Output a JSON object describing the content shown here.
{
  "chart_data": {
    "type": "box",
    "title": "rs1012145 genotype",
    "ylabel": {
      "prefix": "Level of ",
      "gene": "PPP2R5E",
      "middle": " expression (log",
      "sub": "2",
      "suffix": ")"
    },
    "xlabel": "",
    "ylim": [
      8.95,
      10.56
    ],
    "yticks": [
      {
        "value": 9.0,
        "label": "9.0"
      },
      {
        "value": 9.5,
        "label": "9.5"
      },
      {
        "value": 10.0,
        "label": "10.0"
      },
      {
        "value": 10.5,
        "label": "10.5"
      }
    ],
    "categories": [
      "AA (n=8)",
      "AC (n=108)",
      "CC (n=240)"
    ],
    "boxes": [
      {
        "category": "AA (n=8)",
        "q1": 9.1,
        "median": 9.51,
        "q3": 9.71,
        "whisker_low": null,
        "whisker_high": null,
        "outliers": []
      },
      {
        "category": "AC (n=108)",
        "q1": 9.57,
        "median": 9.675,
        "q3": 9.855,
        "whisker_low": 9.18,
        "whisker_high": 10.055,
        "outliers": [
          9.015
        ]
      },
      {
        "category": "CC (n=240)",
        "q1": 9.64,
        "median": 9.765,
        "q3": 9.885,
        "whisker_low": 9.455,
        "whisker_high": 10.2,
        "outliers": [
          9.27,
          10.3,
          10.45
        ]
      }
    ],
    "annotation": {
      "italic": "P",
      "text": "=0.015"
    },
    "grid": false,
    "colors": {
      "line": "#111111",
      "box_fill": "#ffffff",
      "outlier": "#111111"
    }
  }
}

---

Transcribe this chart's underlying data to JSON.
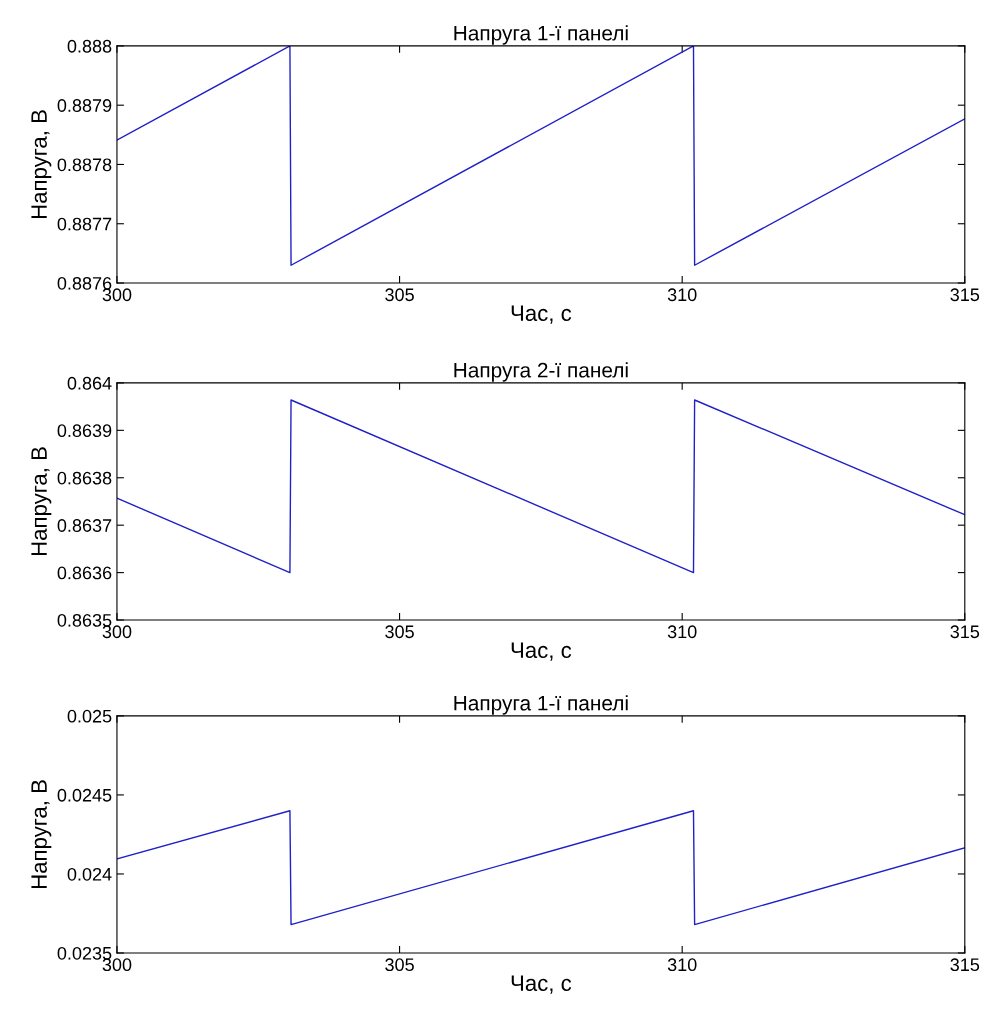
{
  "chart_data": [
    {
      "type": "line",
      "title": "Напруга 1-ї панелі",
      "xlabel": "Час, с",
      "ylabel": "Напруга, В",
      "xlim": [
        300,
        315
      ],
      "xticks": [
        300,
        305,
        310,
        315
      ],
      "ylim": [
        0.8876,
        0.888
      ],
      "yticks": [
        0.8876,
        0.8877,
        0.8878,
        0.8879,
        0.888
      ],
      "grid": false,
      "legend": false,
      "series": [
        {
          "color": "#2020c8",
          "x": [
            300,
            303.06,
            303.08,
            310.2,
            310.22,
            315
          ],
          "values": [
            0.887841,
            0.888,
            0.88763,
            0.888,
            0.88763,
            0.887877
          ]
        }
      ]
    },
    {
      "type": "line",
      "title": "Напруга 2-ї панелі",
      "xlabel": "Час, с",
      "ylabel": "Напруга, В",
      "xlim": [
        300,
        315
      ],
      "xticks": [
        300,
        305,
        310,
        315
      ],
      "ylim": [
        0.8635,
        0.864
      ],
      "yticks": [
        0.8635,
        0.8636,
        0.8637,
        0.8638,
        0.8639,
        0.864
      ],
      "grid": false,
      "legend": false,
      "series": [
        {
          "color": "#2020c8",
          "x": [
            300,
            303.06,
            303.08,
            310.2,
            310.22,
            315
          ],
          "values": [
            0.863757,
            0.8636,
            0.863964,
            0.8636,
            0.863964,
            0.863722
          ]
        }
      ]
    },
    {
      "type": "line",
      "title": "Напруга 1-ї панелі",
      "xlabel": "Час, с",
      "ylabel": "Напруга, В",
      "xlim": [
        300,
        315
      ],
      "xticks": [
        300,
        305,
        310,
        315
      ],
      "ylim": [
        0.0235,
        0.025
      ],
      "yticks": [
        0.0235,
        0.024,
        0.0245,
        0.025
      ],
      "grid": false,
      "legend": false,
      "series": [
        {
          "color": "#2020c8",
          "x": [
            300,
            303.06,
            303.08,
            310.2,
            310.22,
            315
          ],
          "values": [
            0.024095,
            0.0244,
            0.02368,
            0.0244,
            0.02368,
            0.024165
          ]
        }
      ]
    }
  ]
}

**Requirement**
Copy out the lines in which the string "category" appears.

**Answer below**
        "category": "AA (n=8)",
        "category": "AC (n=108)",
        "category": "CC (n=240)",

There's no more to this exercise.